[Begin INPUT RECORDS]

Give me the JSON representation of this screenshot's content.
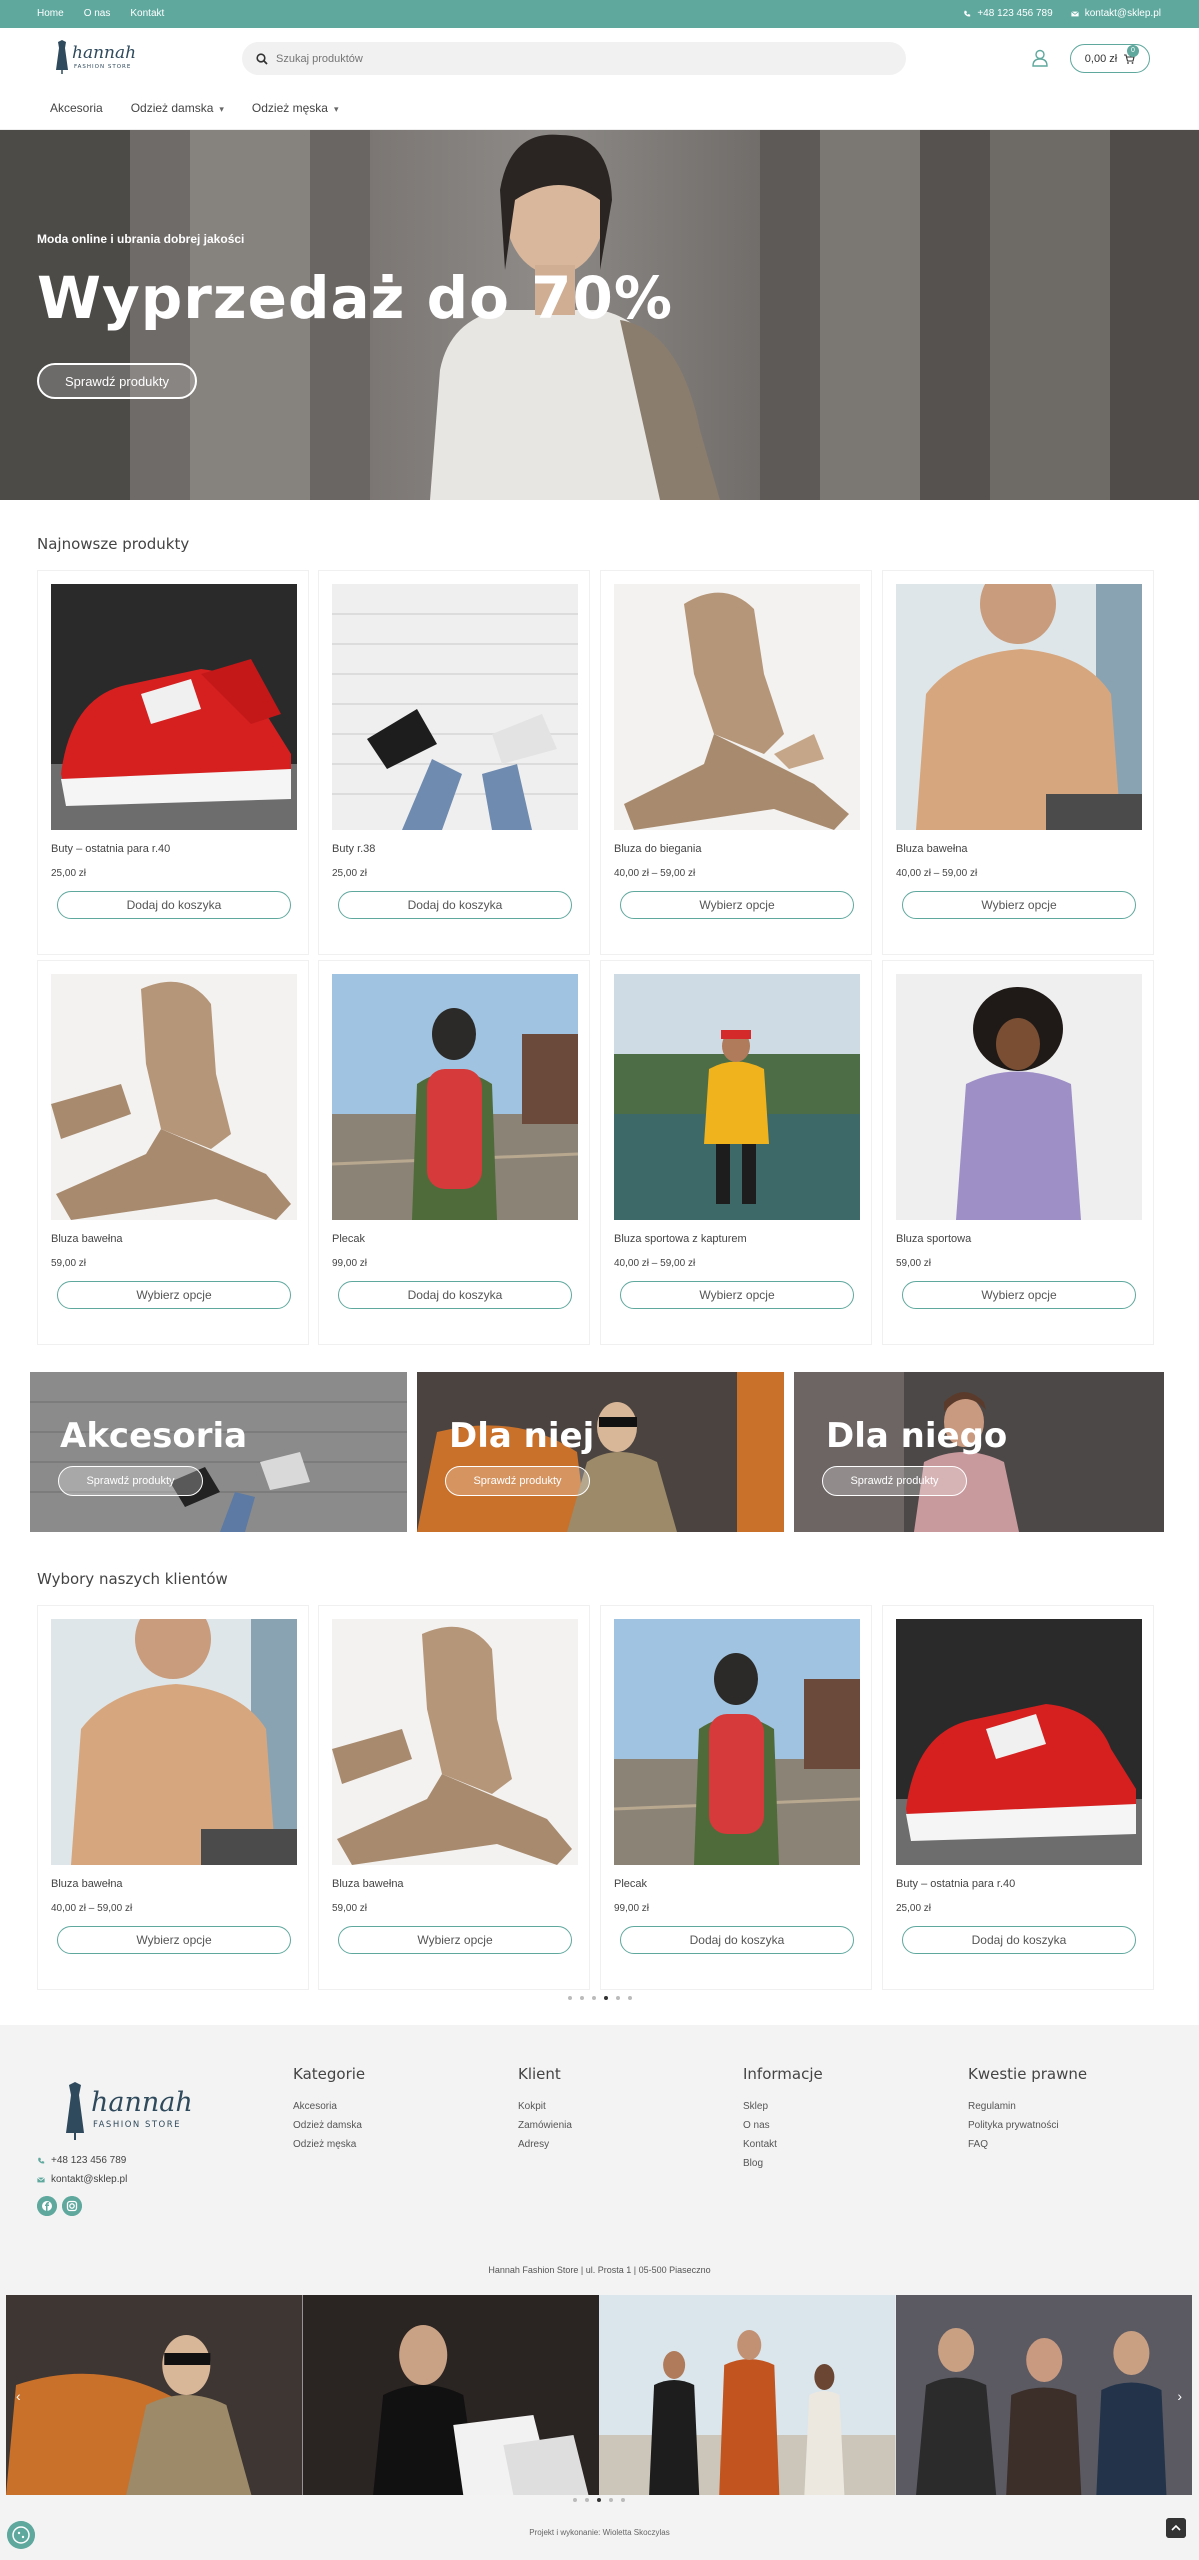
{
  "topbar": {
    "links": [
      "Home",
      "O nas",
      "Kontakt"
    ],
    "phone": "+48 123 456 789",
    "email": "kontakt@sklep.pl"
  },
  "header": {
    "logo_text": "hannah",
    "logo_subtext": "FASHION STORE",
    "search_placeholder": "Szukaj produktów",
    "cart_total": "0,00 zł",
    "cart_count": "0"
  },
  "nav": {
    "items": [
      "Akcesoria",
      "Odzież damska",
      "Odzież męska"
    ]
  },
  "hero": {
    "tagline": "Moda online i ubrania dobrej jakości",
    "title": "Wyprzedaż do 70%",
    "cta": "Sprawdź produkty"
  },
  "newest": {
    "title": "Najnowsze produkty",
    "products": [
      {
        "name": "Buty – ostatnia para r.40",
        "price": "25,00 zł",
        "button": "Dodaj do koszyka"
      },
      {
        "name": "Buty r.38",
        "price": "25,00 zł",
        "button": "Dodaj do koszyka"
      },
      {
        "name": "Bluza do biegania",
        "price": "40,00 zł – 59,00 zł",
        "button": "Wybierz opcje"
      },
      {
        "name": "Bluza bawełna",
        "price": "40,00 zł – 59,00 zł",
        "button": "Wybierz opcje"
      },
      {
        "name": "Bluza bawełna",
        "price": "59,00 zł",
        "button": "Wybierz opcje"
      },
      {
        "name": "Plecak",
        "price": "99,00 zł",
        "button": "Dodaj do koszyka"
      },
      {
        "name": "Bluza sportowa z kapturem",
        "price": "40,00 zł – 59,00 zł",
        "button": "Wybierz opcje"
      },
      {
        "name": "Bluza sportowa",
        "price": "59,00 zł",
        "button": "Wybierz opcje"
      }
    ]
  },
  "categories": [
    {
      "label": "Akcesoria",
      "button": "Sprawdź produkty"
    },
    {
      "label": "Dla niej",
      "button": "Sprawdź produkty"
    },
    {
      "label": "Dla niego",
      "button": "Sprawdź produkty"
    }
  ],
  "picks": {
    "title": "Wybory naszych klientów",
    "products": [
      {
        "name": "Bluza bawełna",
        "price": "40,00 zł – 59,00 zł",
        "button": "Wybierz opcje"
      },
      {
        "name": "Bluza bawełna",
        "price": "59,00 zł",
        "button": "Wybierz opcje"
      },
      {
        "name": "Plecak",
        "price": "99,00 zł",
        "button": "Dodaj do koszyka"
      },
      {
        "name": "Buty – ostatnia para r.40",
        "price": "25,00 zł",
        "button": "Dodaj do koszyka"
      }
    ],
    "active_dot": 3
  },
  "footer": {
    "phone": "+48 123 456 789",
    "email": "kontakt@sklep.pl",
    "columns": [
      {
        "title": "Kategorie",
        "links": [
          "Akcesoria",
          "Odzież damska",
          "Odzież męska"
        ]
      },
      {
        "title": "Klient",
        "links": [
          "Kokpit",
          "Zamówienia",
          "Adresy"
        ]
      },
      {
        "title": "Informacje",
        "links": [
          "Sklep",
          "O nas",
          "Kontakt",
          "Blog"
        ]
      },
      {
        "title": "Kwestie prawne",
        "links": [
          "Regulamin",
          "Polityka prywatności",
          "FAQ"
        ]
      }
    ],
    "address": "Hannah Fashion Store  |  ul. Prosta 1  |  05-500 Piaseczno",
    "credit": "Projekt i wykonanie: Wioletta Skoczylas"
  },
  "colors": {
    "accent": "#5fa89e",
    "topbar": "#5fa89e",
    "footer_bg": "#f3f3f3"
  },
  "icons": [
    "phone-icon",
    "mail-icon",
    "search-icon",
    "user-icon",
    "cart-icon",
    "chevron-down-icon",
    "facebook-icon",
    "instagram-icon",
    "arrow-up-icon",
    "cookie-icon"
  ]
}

[End INPUT RECORDS]

WHAT YOU NEED TO DO -> Copy the listing exactly. Any image in it stays out of the copy.

SOLUTION ->
Give me the JSON representation of this screenshot's content.
{
  "topbar": {
    "links": [
      "Home",
      "O nas",
      "Kontakt"
    ],
    "phone": "+48 123 456 789",
    "email": "kontakt@sklep.pl"
  },
  "header": {
    "logo_text": "hannah",
    "logo_subtext": "FASHION STORE",
    "search_placeholder": "Szukaj produktów",
    "cart_total": "0,00 zł",
    "cart_count": "0"
  },
  "nav": {
    "items": [
      "Akcesoria",
      "Odzież damska",
      "Odzież męska"
    ]
  },
  "hero": {
    "tagline": "Moda online i ubrania dobrej jakości",
    "title": "Wyprzedaż do 70%",
    "cta": "Sprawdź produkty"
  },
  "newest": {
    "title": "Najnowsze produkty",
    "products": [
      {
        "name": "Buty – ostatnia para r.40",
        "price": "25,00 zł",
        "button": "Dodaj do koszyka"
      },
      {
        "name": "Buty r.38",
        "price": "25,00 zł",
        "button": "Dodaj do koszyka"
      },
      {
        "name": "Bluza do biegania",
        "price": "40,00 zł – 59,00 zł",
        "button": "Wybierz opcje"
      },
      {
        "name": "Bluza bawełna",
        "price": "40,00 zł – 59,00 zł",
        "button": "Wybierz opcje"
      },
      {
        "name": "Bluza bawełna",
        "price": "59,00 zł",
        "button": "Wybierz opcje"
      },
      {
        "name": "Plecak",
        "price": "99,00 zł",
        "button": "Dodaj do koszyka"
      },
      {
        "name": "Bluza sportowa z kapturem",
        "price": "40,00 zł – 59,00 zł",
        "button": "Wybierz opcje"
      },
      {
        "name": "Bluza sportowa",
        "price": "59,00 zł",
        "button": "Wybierz opcje"
      }
    ]
  },
  "categories": [
    {
      "label": "Akcesoria",
      "button": "Sprawdź produkty"
    },
    {
      "label": "Dla niej",
      "button": "Sprawdź produkty"
    },
    {
      "label": "Dla niego",
      "button": "Sprawdź produkty"
    }
  ],
  "picks": {
    "title": "Wybory naszych klientów",
    "products": [
      {
        "name": "Bluza bawełna",
        "price": "40,00 zł – 59,00 zł",
        "button": "Wybierz opcje"
      },
      {
        "name": "Bluza bawełna",
        "price": "59,00 zł",
        "button": "Wybierz opcje"
      },
      {
        "name": "Plecak",
        "price": "99,00 zł",
        "button": "Dodaj do koszyka"
      },
      {
        "name": "Buty – ostatnia para r.40",
        "price": "25,00 zł",
        "button": "Dodaj do koszyka"
      }
    ],
    "active_dot": 3
  },
  "footer": {
    "phone": "+48 123 456 789",
    "email": "kontakt@sklep.pl",
    "columns": [
      {
        "title": "Kategorie",
        "links": [
          "Akcesoria",
          "Odzież damska",
          "Odzież męska"
        ]
      },
      {
        "title": "Klient",
        "links": [
          "Kokpit",
          "Zamówienia",
          "Adresy"
        ]
      },
      {
        "title": "Informacje",
        "links": [
          "Sklep",
          "O nas",
          "Kontakt",
          "Blog"
        ]
      },
      {
        "title": "Kwestie prawne",
        "links": [
          "Regulamin",
          "Polityka prywatności",
          "FAQ"
        ]
      }
    ],
    "address": "Hannah Fashion Store  |  ul. Prosta 1  |  05-500 Piaseczno",
    "credit": "Projekt i wykonanie: Wioletta Skoczylas"
  },
  "colors": {
    "accent": "#5fa89e",
    "topbar": "#5fa89e",
    "footer_bg": "#f3f3f3"
  },
  "icons": [
    "phone-icon",
    "mail-icon",
    "search-icon",
    "user-icon",
    "cart-icon",
    "chevron-down-icon",
    "facebook-icon",
    "instagram-icon",
    "arrow-up-icon",
    "cookie-icon"
  ]
}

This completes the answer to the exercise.